THE PROBLEM: Collect all lines from the listing that include the string "CORO".

MATERIALS PROVIDED:
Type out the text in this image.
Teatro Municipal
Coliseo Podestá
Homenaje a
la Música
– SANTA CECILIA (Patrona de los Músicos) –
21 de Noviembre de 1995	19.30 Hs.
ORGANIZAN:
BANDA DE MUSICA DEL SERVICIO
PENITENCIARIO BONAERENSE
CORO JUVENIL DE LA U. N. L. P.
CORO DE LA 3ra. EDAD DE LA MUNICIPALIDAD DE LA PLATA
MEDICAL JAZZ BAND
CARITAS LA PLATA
==
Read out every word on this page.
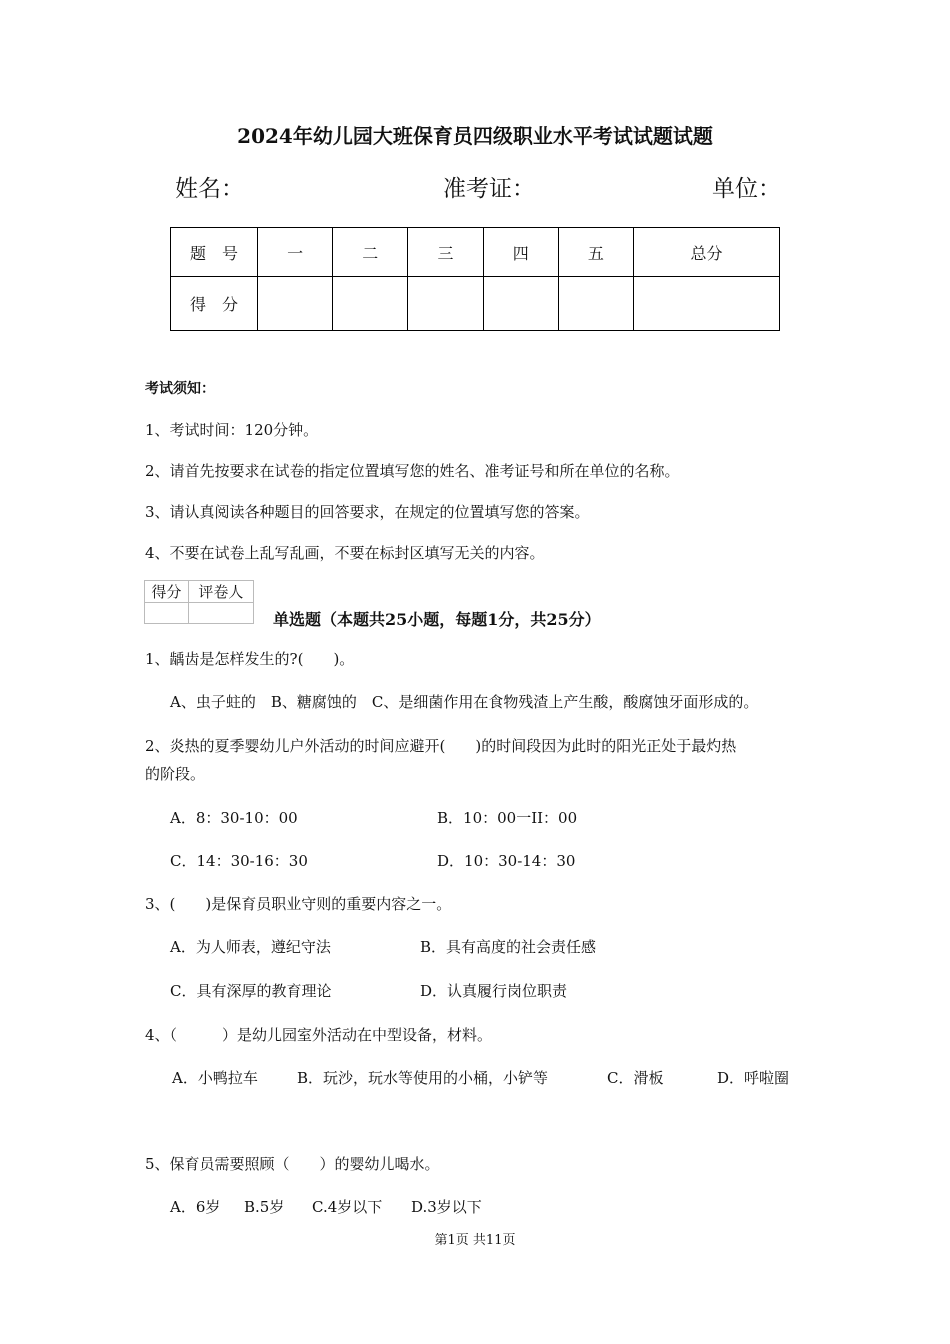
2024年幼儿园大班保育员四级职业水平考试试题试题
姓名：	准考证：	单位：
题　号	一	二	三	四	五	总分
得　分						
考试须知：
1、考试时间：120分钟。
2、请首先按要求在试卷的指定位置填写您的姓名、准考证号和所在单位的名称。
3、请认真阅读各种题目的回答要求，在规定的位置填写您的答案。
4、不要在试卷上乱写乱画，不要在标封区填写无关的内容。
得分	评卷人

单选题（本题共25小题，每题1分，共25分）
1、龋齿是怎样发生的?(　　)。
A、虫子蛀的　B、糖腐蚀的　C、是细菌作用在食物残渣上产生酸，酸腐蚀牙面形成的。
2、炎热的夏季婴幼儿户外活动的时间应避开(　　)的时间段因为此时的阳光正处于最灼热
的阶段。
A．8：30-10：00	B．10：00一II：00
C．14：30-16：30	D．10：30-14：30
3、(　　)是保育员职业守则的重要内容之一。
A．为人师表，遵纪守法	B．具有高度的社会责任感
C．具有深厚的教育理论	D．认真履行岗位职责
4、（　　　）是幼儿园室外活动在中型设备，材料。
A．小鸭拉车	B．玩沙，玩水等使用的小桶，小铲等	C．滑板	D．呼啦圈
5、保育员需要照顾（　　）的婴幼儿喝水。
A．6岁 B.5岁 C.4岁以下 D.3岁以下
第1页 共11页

EXERCISE ANSWER:
CORO JUVENIL DE LA U. N. L. P.
CORO DE LA 3ra. EDAD DE LA MUNICIPALIDAD DE LA PLATA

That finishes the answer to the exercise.